- _Your instructions_: Would you set down every entry shown below, precisely as written?

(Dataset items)

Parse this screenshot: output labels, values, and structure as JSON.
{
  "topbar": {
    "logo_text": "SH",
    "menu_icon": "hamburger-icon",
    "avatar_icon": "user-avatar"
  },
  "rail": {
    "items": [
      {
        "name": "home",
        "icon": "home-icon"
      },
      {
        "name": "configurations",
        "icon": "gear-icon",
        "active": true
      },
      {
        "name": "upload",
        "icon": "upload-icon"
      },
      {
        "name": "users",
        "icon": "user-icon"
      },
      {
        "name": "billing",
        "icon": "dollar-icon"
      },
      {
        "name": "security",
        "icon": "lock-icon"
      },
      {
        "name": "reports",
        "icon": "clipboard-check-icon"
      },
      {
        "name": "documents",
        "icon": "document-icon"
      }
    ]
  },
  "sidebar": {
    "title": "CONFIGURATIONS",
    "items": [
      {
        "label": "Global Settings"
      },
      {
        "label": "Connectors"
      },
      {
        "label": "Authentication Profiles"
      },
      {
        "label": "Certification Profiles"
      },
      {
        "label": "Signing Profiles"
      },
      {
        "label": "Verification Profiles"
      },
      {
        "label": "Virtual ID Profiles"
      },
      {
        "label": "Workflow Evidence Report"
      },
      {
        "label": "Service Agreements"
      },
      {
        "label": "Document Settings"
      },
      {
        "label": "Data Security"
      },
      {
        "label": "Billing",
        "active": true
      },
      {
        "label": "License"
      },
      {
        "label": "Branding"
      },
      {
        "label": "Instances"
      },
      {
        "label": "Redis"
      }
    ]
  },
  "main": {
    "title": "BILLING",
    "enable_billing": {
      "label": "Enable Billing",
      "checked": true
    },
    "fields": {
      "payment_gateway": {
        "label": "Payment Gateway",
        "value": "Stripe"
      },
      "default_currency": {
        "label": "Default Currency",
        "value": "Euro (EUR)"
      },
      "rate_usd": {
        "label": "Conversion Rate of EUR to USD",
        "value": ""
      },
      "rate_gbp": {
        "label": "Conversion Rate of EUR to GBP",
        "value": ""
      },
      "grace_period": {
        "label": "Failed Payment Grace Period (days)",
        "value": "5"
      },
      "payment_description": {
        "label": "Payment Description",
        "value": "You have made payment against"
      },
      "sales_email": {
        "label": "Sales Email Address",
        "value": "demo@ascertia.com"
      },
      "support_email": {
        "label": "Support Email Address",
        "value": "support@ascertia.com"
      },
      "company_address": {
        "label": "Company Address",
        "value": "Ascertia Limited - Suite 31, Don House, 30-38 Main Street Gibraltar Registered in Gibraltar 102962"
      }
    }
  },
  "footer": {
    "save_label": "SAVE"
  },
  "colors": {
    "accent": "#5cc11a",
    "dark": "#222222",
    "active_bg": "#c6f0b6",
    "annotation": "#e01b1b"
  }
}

- _Output of the task_:
Parse this screenshot: output labels, values, and structure as JSON.
{
  "topbar": {
    "logo_text": "SH",
    "menu_icon": "hamburger-icon",
    "avatar_icon": "user-avatar"
  },
  "rail": {
    "items": [
      {
        "name": "home",
        "icon": "home-icon"
      },
      {
        "name": "configurations",
        "icon": "gear-icon",
        "active": true
      },
      {
        "name": "upload",
        "icon": "upload-icon"
      },
      {
        "name": "users",
        "icon": "user-icon"
      },
      {
        "name": "billing",
        "icon": "dollar-icon"
      },
      {
        "name": "security",
        "icon": "lock-icon"
      },
      {
        "name": "reports",
        "icon": "clipboard-check-icon"
      },
      {
        "name": "documents",
        "icon": "document-icon"
      }
    ]
  },
  "sidebar": {
    "title": "CONFIGURATIONS",
    "items": [
      {
        "label": "Global Settings"
      },
      {
        "label": "Connectors"
      },
      {
        "label": "Authentication Profiles"
      },
      {
        "label": "Certification Profiles"
      },
      {
        "label": "Signing Profiles"
      },
      {
        "label": "Verification Profiles"
      },
      {
        "label": "Virtual ID Profiles"
      },
      {
        "label": "Workflow Evidence Report"
      },
      {
        "label": "Service Agreements"
      },
      {
        "label": "Document Settings"
      },
      {
        "label": "Data Security"
      },
      {
        "label": "Billing",
        "active": true
      },
      {
        "label": "License"
      },
      {
        "label": "Branding"
      },
      {
        "label": "Instances"
      },
      {
        "label": "Redis"
      }
    ]
  },
  "main": {
    "title": "BILLING",
    "enable_billing": {
      "label": "Enable Billing",
      "checked": true
    },
    "fields": {
      "payment_gateway": {
        "label": "Payment Gateway",
        "value": "Stripe"
      },
      "default_currency": {
        "label": "Default Currency",
        "value": "Euro (EUR)"
      },
      "rate_usd": {
        "label": "Conversion Rate of EUR to USD",
        "value": ""
      },
      "rate_gbp": {
        "label": "Conversion Rate of EUR to GBP",
        "value": ""
      },
      "grace_period": {
        "label": "Failed Payment Grace Period (days)",
        "value": "5"
      },
      "payment_description": {
        "label": "Payment Description",
        "value": "You have made payment against"
      },
      "sales_email": {
        "label": "Sales Email Address",
        "value": "demo@ascertia.com"
      },
      "support_email": {
        "label": "Support Email Address",
        "value": "support@ascertia.com"
      },
      "company_address": {
        "label": "Company Address",
        "value": "Ascertia Limited - Suite 31, Don House, 30-38 Main Street Gibraltar Registered in Gibraltar 102962"
      }
    }
  },
  "footer": {
    "save_label": "SAVE"
  },
  "colors": {
    "accent": "#5cc11a",
    "dark": "#222222",
    "active_bg": "#c6f0b6",
    "annotation": "#e01b1b"
  }
}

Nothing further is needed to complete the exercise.